======== WORKING DATA
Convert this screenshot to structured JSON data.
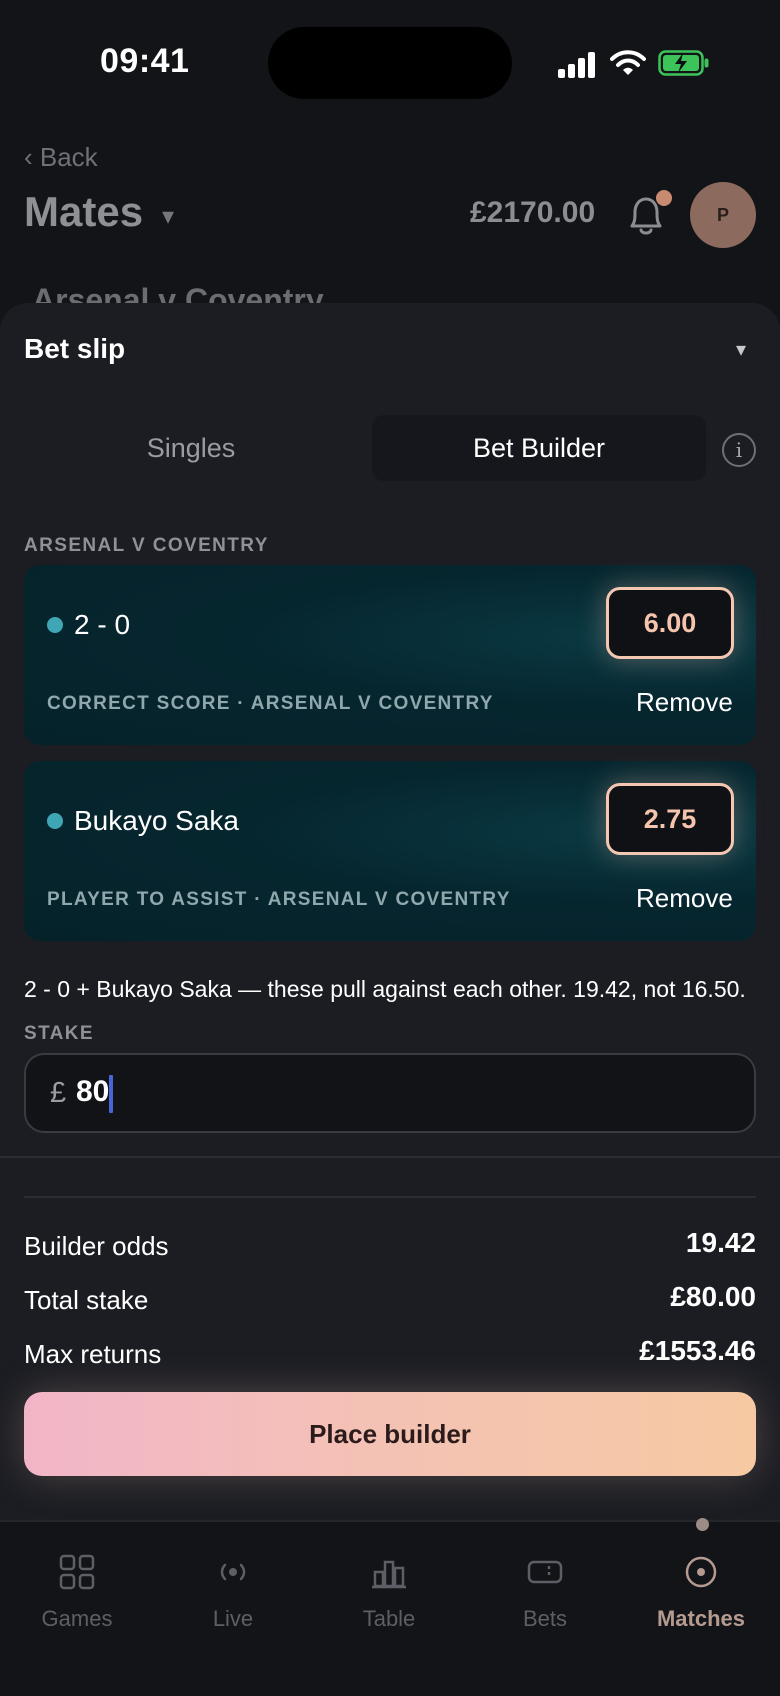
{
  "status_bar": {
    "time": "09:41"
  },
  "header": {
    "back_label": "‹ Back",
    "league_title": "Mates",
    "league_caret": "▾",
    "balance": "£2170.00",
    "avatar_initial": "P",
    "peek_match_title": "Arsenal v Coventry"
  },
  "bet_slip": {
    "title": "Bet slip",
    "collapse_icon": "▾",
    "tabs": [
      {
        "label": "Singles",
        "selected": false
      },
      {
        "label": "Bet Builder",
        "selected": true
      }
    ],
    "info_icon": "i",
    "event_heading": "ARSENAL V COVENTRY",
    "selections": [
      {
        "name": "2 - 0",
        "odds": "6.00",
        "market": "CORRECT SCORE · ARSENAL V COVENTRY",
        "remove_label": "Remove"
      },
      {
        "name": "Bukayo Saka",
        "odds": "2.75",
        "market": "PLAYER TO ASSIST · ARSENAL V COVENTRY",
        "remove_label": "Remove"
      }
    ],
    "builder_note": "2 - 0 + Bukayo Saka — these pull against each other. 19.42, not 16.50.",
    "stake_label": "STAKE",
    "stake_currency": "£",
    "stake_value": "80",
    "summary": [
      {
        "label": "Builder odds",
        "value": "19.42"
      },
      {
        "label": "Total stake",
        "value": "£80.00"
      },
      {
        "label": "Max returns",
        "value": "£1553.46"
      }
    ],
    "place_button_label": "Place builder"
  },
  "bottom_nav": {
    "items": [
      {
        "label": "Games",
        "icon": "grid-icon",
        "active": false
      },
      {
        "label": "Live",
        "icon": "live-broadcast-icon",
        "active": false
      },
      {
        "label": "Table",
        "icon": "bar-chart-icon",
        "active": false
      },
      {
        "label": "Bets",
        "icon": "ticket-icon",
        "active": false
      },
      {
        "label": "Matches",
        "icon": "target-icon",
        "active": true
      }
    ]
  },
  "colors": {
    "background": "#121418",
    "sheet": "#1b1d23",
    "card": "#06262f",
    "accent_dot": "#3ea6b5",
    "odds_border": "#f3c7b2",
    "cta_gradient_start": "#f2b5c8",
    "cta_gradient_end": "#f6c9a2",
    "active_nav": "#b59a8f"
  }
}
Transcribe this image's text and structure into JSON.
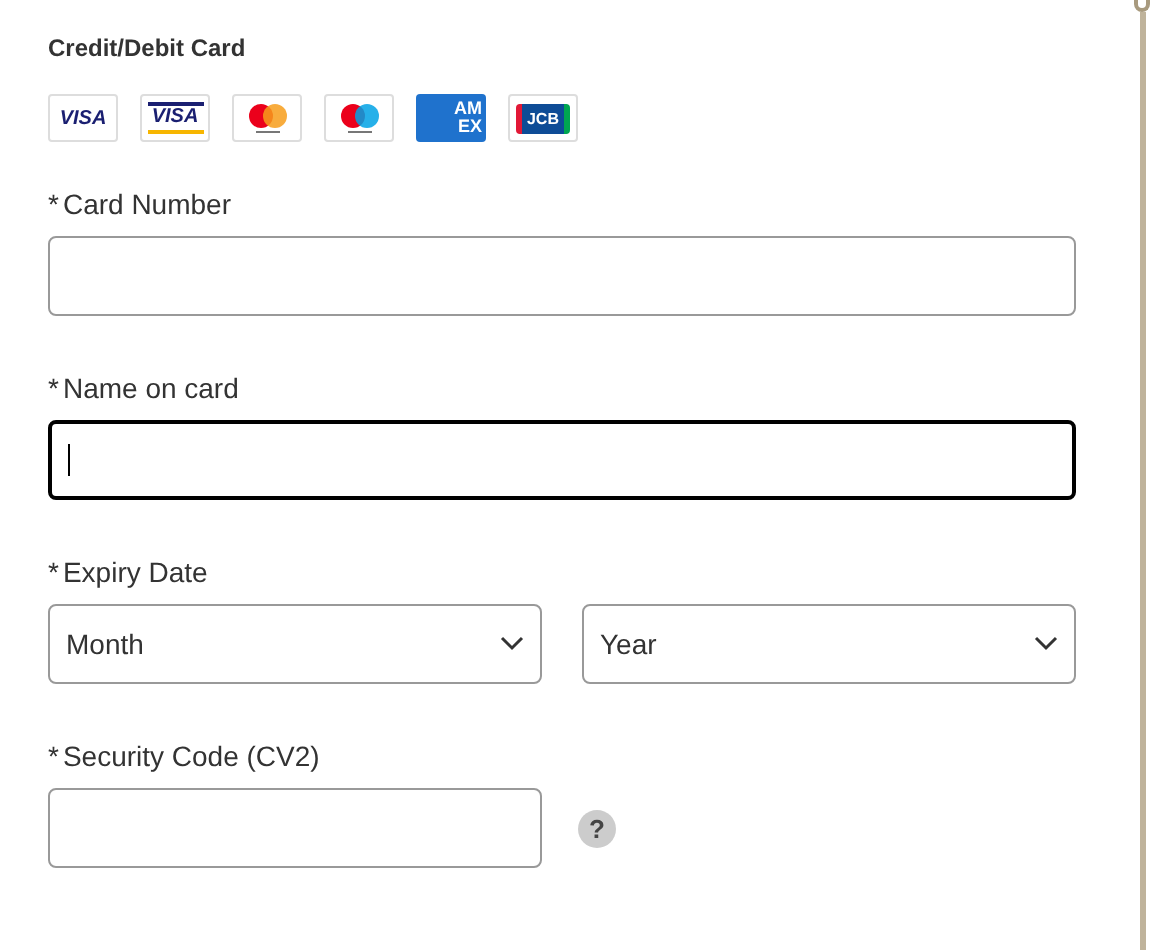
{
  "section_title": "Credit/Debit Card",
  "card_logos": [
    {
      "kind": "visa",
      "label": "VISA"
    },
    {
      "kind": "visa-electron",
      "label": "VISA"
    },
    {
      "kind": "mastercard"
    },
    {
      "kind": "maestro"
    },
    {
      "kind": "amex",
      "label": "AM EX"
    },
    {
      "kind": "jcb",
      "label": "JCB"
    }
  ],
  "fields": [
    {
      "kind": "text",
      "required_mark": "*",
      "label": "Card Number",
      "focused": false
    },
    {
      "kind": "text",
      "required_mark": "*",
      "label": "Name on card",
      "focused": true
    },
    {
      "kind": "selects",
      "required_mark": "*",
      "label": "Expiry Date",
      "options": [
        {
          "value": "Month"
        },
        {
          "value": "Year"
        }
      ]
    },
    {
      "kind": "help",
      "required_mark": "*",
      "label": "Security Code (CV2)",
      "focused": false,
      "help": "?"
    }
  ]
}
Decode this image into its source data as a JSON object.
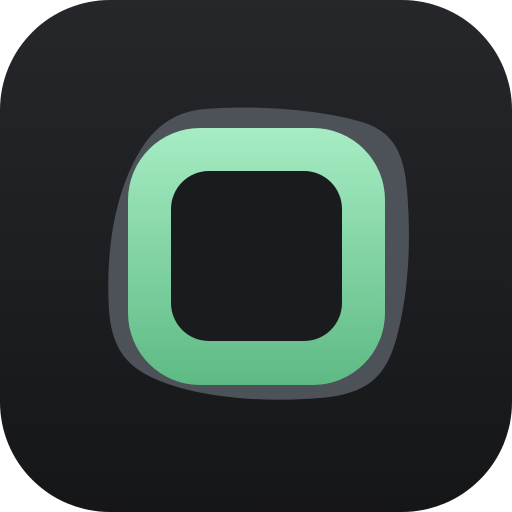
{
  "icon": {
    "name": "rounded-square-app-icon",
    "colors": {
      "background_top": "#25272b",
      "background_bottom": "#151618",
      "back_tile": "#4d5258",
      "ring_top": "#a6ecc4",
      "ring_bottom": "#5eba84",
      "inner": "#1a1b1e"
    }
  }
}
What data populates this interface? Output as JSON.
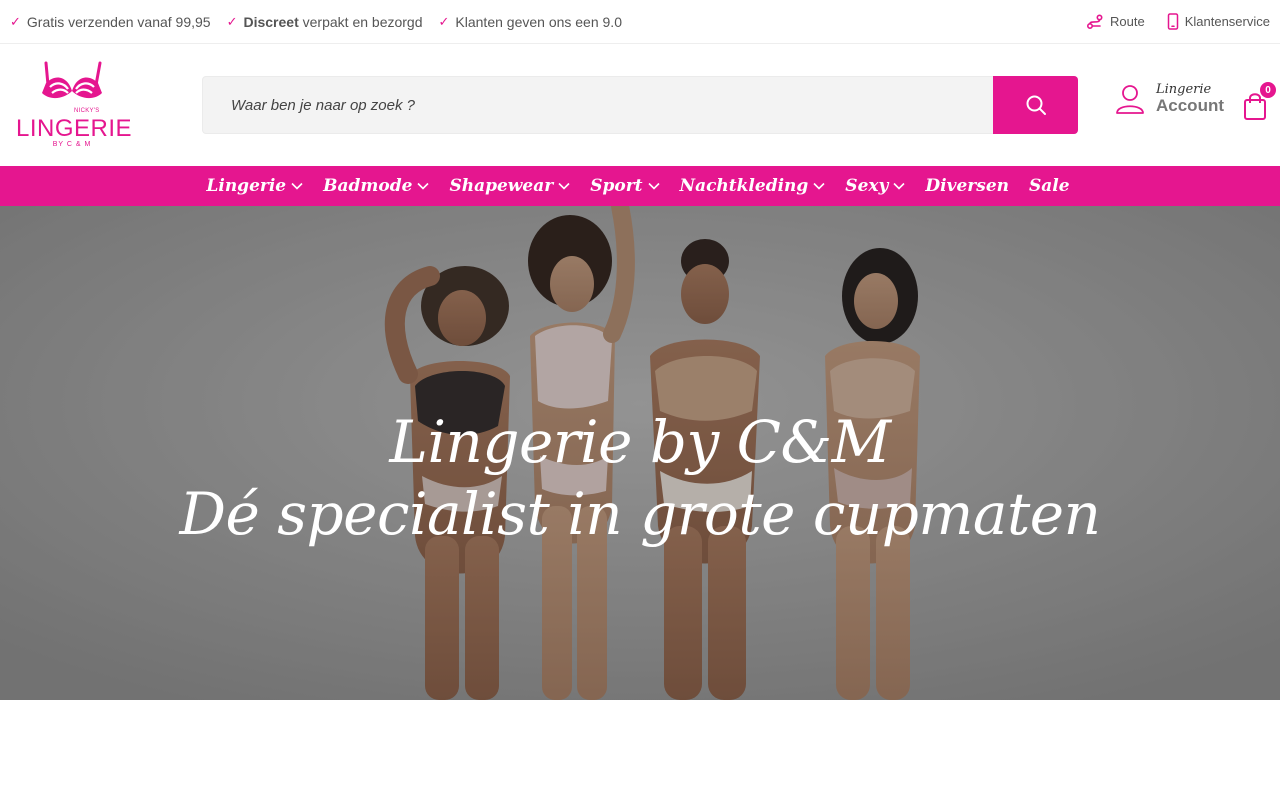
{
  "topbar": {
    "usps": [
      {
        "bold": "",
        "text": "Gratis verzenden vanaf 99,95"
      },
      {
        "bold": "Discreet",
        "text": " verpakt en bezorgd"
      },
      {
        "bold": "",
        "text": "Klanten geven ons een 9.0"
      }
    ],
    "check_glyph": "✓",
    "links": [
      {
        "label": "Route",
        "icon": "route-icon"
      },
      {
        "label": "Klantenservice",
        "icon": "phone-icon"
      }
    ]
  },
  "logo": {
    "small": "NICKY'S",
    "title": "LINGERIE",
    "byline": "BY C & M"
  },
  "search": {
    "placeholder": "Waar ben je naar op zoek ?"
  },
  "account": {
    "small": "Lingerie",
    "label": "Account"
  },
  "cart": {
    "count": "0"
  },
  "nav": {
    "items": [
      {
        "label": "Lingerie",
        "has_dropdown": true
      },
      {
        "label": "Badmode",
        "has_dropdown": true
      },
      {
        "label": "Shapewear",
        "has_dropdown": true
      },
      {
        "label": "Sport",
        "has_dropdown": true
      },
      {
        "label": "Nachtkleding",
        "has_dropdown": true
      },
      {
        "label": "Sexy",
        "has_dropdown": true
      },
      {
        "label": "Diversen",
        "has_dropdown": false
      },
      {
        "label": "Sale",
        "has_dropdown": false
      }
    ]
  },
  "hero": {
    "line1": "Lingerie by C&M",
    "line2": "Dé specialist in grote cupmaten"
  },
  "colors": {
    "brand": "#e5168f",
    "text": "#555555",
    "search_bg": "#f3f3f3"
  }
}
================
Reproduce the material above verbatim; omit every picture.

Convert this screenshot to structured JSON data.
{
  "status_bar": {
    "time": "09:41"
  },
  "header": {
    "back_label": "‹ Back",
    "league_title": "Mates",
    "league_caret": "▾",
    "balance": "£2170.00",
    "avatar_initial": "P",
    "peek_match_title": "Arsenal v Coventry"
  },
  "bet_slip": {
    "title": "Bet slip",
    "collapse_icon": "▾",
    "tabs": [
      {
        "label": "Singles",
        "selected": false
      },
      {
        "label": "Bet Builder",
        "selected": true
      }
    ],
    "info_icon": "i",
    "event_heading": "ARSENAL V COVENTRY",
    "selections": [
      {
        "name": "2 - 0",
        "odds": "6.00",
        "market": "CORRECT SCORE · ARSENAL V COVENTRY",
        "remove_label": "Remove"
      },
      {
        "name": "Bukayo Saka",
        "odds": "2.75",
        "market": "PLAYER TO ASSIST · ARSENAL V COVENTRY",
        "remove_label": "Remove"
      }
    ],
    "builder_note": "2 - 0 + Bukayo Saka — these pull against each other. 19.42, not 16.50.",
    "stake_label": "STAKE",
    "stake_currency": "£",
    "stake_value": "80",
    "summary": [
      {
        "label": "Builder odds",
        "value": "19.42"
      },
      {
        "label": "Total stake",
        "value": "£80.00"
      },
      {
        "label": "Max returns",
        "value": "£1553.46"
      }
    ],
    "place_button_label": "Place builder"
  },
  "bottom_nav": {
    "items": [
      {
        "label": "Games",
        "icon": "grid-icon",
        "active": false
      },
      {
        "label": "Live",
        "icon": "live-broadcast-icon",
        "active": false
      },
      {
        "label": "Table",
        "icon": "bar-chart-icon",
        "active": false
      },
      {
        "label": "Bets",
        "icon": "ticket-icon",
        "active": false
      },
      {
        "label": "Matches",
        "icon": "target-icon",
        "active": true
      }
    ]
  },
  "colors": {
    "background": "#121418",
    "sheet": "#1b1d23",
    "card": "#06262f",
    "accent_dot": "#3ea6b5",
    "odds_border": "#f3c7b2",
    "cta_gradient_start": "#f2b5c8",
    "cta_gradient_end": "#f6c9a2",
    "active_nav": "#b59a8f"
  }
}
Transcribe this image's text and structure into JSON.
{
  "section_title": "Credit/Debit Card",
  "card_logos": [
    {
      "kind": "visa",
      "label": "VISA"
    },
    {
      "kind": "visa-electron",
      "label": "VISA"
    },
    {
      "kind": "mastercard"
    },
    {
      "kind": "maestro"
    },
    {
      "kind": "amex",
      "label": "AM EX"
    },
    {
      "kind": "jcb",
      "label": "JCB"
    }
  ],
  "fields": [
    {
      "kind": "text",
      "required_mark": "*",
      "label": "Card Number",
      "focused": false
    },
    {
      "kind": "text",
      "required_mark": "*",
      "label": "Name on card",
      "focused": true
    },
    {
      "kind": "selects",
      "required_mark": "*",
      "label": "Expiry Date",
      "options": [
        {
          "value": "Month"
        },
        {
          "value": "Year"
        }
      ]
    },
    {
      "kind": "help",
      "required_mark": "*",
      "label": "Security Code (CV2)",
      "focused": false,
      "help": "?"
    }
  ]
}
Decode this image into its source data as a JSON object.
{
  "icon": {
    "name": "rounded-square-app-icon",
    "colors": {
      "background_top": "#25272b",
      "background_bottom": "#151618",
      "back_tile": "#4d5258",
      "ring_top": "#a6ecc4",
      "ring_bottom": "#5eba84",
      "inner": "#1a1b1e"
    }
  }
}
What data populates this interface? Output as JSON.
{
  "topbar": {
    "usps": [
      {
        "bold": "",
        "text": "Gratis verzenden vanaf 99,95"
      },
      {
        "bold": "Discreet",
        "text": " verpakt en bezorgd"
      },
      {
        "bold": "",
        "text": "Klanten geven ons een 9.0"
      }
    ],
    "check_glyph": "✓",
    "links": [
      {
        "label": "Route",
        "icon": "route-icon"
      },
      {
        "label": "Klantenservice",
        "icon": "phone-icon"
      }
    ]
  },
  "logo": {
    "small": "NICKY'S",
    "title": "LINGERIE",
    "byline": "BY C & M"
  },
  "search": {
    "placeholder": "Waar ben je naar op zoek ?"
  },
  "account": {
    "small": "Lingerie",
    "label": "Account"
  },
  "cart": {
    "count": "0"
  },
  "nav": {
    "items": [
      {
        "label": "Lingerie",
        "has_dropdown": true
      },
      {
        "label": "Badmode",
        "has_dropdown": true
      },
      {
        "label": "Shapewear",
        "has_dropdown": true
      },
      {
        "label": "Sport",
        "has_dropdown": true
      },
      {
        "label": "Nachtkleding",
        "has_dropdown": true
      },
      {
        "label": "Sexy",
        "has_dropdown": true
      },
      {
        "label": "Diversen",
        "has_dropdown": false
      },
      {
        "label": "Sale",
        "has_dropdown": false
      }
    ]
  },
  "hero": {
    "line1": "Lingerie by C&M",
    "line2": "Dé specialist in grote cupmaten"
  },
  "colors": {
    "brand": "#e5168f",
    "text": "#555555",
    "search_bg": "#f3f3f3"
  }
}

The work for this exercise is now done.